■ What to do: Reproduce every entry below precisely. Pictures are excluded from the copy.

(Entries with figure data)
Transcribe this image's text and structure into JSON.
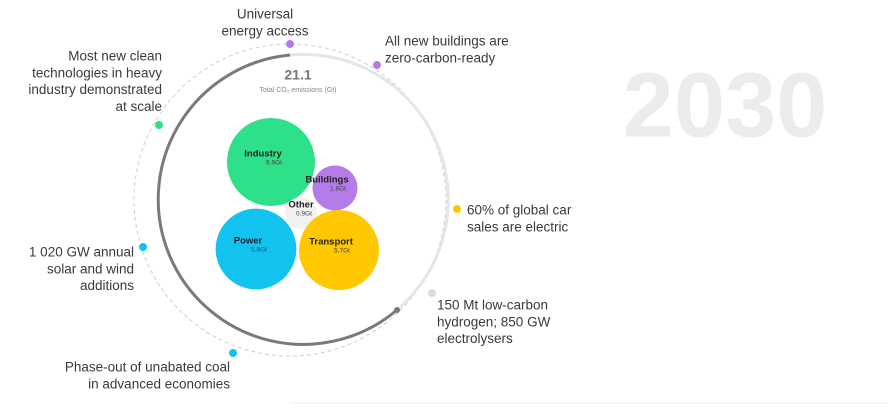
{
  "year": "2030",
  "chart_data": {
    "type": "bubble",
    "total": "21.1",
    "total_label": "Total CO₂ emissions (Gt)",
    "categories": [
      "Industry",
      "Buildings",
      "Other",
      "Power",
      "Transport"
    ],
    "values": [
      6.9,
      1.8,
      0.9,
      5.8,
      5.7
    ],
    "value_labels": [
      "6.9Gt",
      "1.8Gt",
      "0.9Gt",
      "5.8Gt",
      "5.7Gt"
    ],
    "colors": [
      "#2ee08a",
      "#b57be8",
      "#f2f2f2",
      "#12c3f0",
      "#ffc800"
    ]
  },
  "milestones": [
    {
      "lines": [
        "Universal",
        "energy access"
      ],
      "color": "#b57be8"
    },
    {
      "lines": [
        "All new buildings are",
        "zero-carbon-ready"
      ],
      "color": "#b57be8"
    },
    {
      "lines": [
        "Most new clean",
        "technologies in heavy",
        "industry demonstrated",
        "at scale"
      ],
      "color": "#2ee08a"
    },
    {
      "lines": [
        "60% of global car",
        "sales are electric"
      ],
      "color": "#ffc800"
    },
    {
      "lines": [
        "1 020 GW annual",
        "solar and wind",
        "additions"
      ],
      "color": "#12c3f0"
    },
    {
      "lines": [
        "150 Mt low-carbon",
        "hydrogen; 850 GW",
        "electrolysers"
      ],
      "color": "#dddddd"
    },
    {
      "lines": [
        "Phase-out of unabated coal",
        "in advanced economies"
      ],
      "color": "#12c3f0"
    }
  ]
}
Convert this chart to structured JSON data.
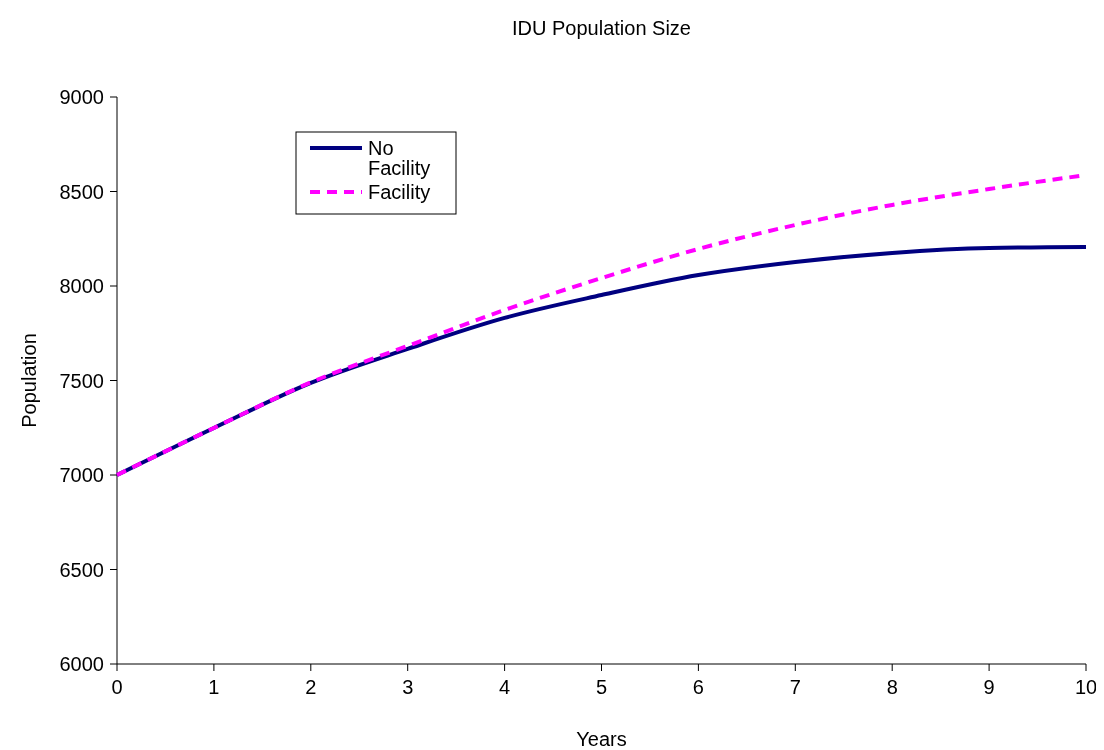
{
  "chart_data": {
    "type": "line",
    "title": "IDU Population Size",
    "xlabel": "Years",
    "ylabel": "Population",
    "x": [
      0,
      1,
      2,
      3,
      4,
      5,
      6,
      7,
      8,
      9,
      10
    ],
    "series": [
      {
        "name": "No Facility",
        "color": "#000080",
        "line_style": "solid",
        "values": [
          7000,
          7249,
          7487,
          7667,
          7831,
          7952,
          8058,
          8127,
          8175,
          8201,
          8206
        ]
      },
      {
        "name": "Facility",
        "color": "#ff00ff",
        "line_style": "dashed",
        "values": [
          7000,
          7249,
          7490,
          7683,
          7873,
          8042,
          8196,
          8323,
          8429,
          8513,
          8587
        ]
      }
    ],
    "xlim": [
      0,
      10
    ],
    "xticks": [
      0,
      1,
      2,
      3,
      4,
      5,
      6,
      7,
      8,
      9,
      10
    ],
    "ylim": [
      6000,
      9000
    ],
    "yticks": [
      6000,
      6500,
      7000,
      7500,
      8000,
      8500,
      9000
    ],
    "grid": false,
    "legend": "top left",
    "marker": "none"
  }
}
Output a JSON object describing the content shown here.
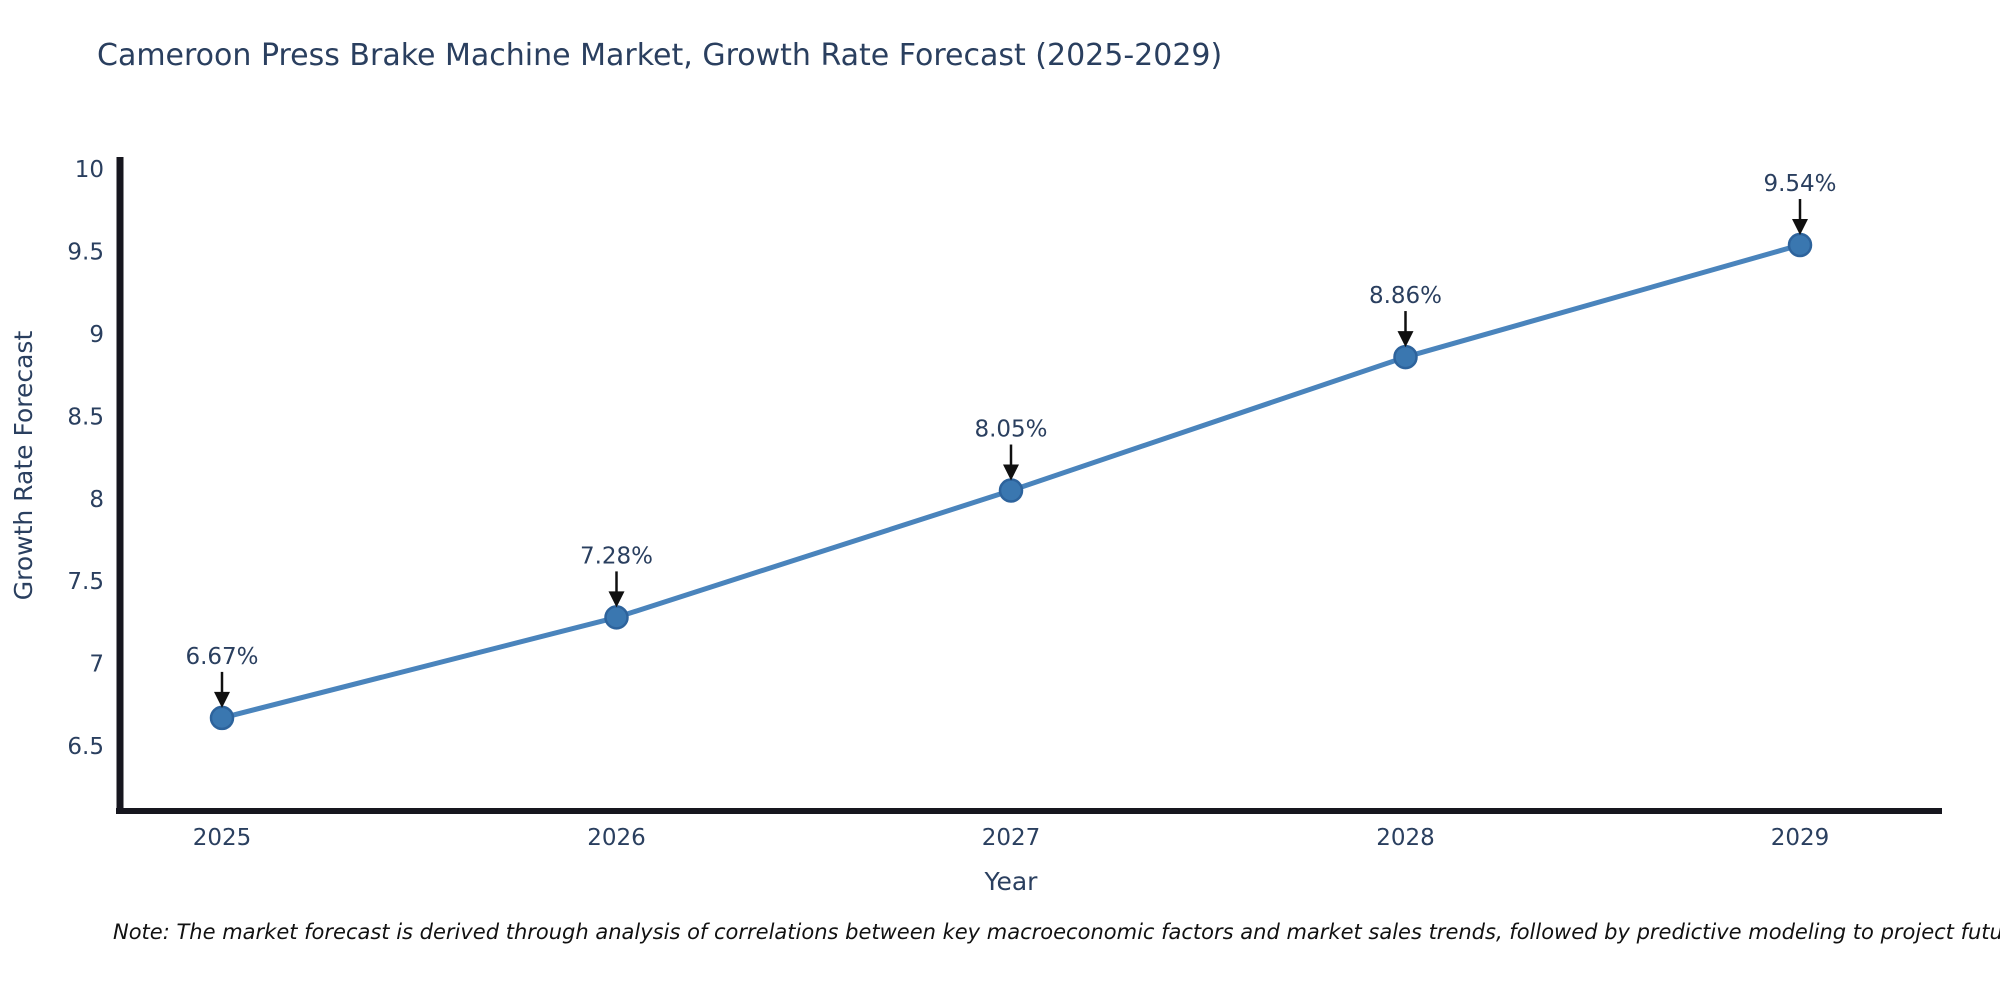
{
  "title": "Cameroon Press Brake Machine Market, Growth Rate Forecast (2025-2029)",
  "footnote": "Note: The market forecast is derived through analysis of correlations between key macroeconomic factors and market sales trends, followed by predictive modeling to project future sales",
  "chart_data": {
    "type": "line",
    "title": "Cameroon Press Brake Machine Market, Growth Rate Forecast (2025-2029)",
    "x": [
      2025,
      2026,
      2027,
      2028,
      2029
    ],
    "series": [
      {
        "name": "Growth Rate Forecast",
        "values": [
          6.67,
          7.28,
          8.05,
          8.86,
          9.54
        ]
      }
    ],
    "point_labels": [
      "6.67%",
      "7.28%",
      "8.05%",
      "8.86%",
      "9.54%"
    ],
    "xlabel": "Year",
    "ylabel": "Growth Rate Forecast",
    "ylim": [
      6.105,
      10.056
    ],
    "yticks": [
      6.5,
      7,
      7.5,
      8,
      8.5,
      9,
      9.5,
      10
    ],
    "xtick_labels": [
      "2025",
      "2026",
      "2027",
      "2028",
      "2029"
    ],
    "grid": false,
    "legend_position": "none",
    "annotations_have_arrows": true,
    "colors": {
      "line": "#4a84bc",
      "marker_fill": "#3a77b0",
      "marker_edge": "#2d639c",
      "axis_line": "#16161e",
      "tick_text": "#2a3f5f",
      "annotation_text": "#2a3f5f",
      "annotation_arrow": "#101010",
      "background": "#ffffff"
    }
  }
}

■ Result for this task:
Transcribe this image's text and structure into JSON.
{
  "year": "2030",
  "chart_data": {
    "type": "bubble",
    "total": "21.1",
    "total_label": "Total CO₂ emissions (Gt)",
    "categories": [
      "Industry",
      "Buildings",
      "Other",
      "Power",
      "Transport"
    ],
    "values": [
      6.9,
      1.8,
      0.9,
      5.8,
      5.7
    ],
    "value_labels": [
      "6.9Gt",
      "1.8Gt",
      "0.9Gt",
      "5.8Gt",
      "5.7Gt"
    ],
    "colors": [
      "#2ee08a",
      "#b57be8",
      "#f2f2f2",
      "#12c3f0",
      "#ffc800"
    ]
  },
  "milestones": [
    {
      "lines": [
        "Universal",
        "energy access"
      ],
      "color": "#b57be8"
    },
    {
      "lines": [
        "All new buildings are",
        "zero-carbon-ready"
      ],
      "color": "#b57be8"
    },
    {
      "lines": [
        "Most new clean",
        "technologies in heavy",
        "industry demonstrated",
        "at scale"
      ],
      "color": "#2ee08a"
    },
    {
      "lines": [
        "60% of global car",
        "sales are electric"
      ],
      "color": "#ffc800"
    },
    {
      "lines": [
        "1 020 GW annual",
        "solar and wind",
        "additions"
      ],
      "color": "#12c3f0"
    },
    {
      "lines": [
        "150 Mt low-carbon",
        "hydrogen; 850 GW",
        "electrolysers"
      ],
      "color": "#dddddd"
    },
    {
      "lines": [
        "Phase-out of unabated coal",
        "in advanced economies"
      ],
      "color": "#12c3f0"
    }
  ]
}
Convert this chart to structured JSON data.
{
  "chart_data": {
    "type": "line",
    "title": "IDU Population Size",
    "xlabel": "Years",
    "ylabel": "Population",
    "x": [
      0,
      1,
      2,
      3,
      4,
      5,
      6,
      7,
      8,
      9,
      10
    ],
    "series": [
      {
        "name": "No Facility",
        "color": "#000080",
        "line_style": "solid",
        "values": [
          7000,
          7249,
          7487,
          7667,
          7831,
          7952,
          8058,
          8127,
          8175,
          8201,
          8206
        ]
      },
      {
        "name": "Facility",
        "color": "#ff00ff",
        "line_style": "dashed",
        "values": [
          7000,
          7249,
          7490,
          7683,
          7873,
          8042,
          8196,
          8323,
          8429,
          8513,
          8587
        ]
      }
    ],
    "xlim": [
      0,
      10
    ],
    "xticks": [
      0,
      1,
      2,
      3,
      4,
      5,
      6,
      7,
      8,
      9,
      10
    ],
    "ylim": [
      6000,
      9000
    ],
    "yticks": [
      6000,
      6500,
      7000,
      7500,
      8000,
      8500,
      9000
    ],
    "grid": false,
    "legend": "top left",
    "marker": "none"
  }
}
Output a JSON object describing the content shown here.
{
  "title": "Cameroon Press Brake Machine Market, Growth Rate Forecast (2025-2029)",
  "footnote": "Note: The market forecast is derived through analysis of correlations between key macroeconomic factors and market sales trends, followed by predictive modeling to project future sales",
  "chart_data": {
    "type": "line",
    "title": "Cameroon Press Brake Machine Market, Growth Rate Forecast (2025-2029)",
    "x": [
      2025,
      2026,
      2027,
      2028,
      2029
    ],
    "series": [
      {
        "name": "Growth Rate Forecast",
        "values": [
          6.67,
          7.28,
          8.05,
          8.86,
          9.54
        ]
      }
    ],
    "point_labels": [
      "6.67%",
      "7.28%",
      "8.05%",
      "8.86%",
      "9.54%"
    ],
    "xlabel": "Year",
    "ylabel": "Growth Rate Forecast",
    "ylim": [
      6.105,
      10.056
    ],
    "yticks": [
      6.5,
      7,
      7.5,
      8,
      8.5,
      9,
      9.5,
      10
    ],
    "xtick_labels": [
      "2025",
      "2026",
      "2027",
      "2028",
      "2029"
    ],
    "grid": false,
    "legend_position": "none",
    "annotations_have_arrows": true,
    "colors": {
      "line": "#4a84bc",
      "marker_fill": "#3a77b0",
      "marker_edge": "#2d639c",
      "axis_line": "#16161e",
      "tick_text": "#2a3f5f",
      "annotation_text": "#2a3f5f",
      "annotation_arrow": "#101010",
      "background": "#ffffff"
    }
  }
}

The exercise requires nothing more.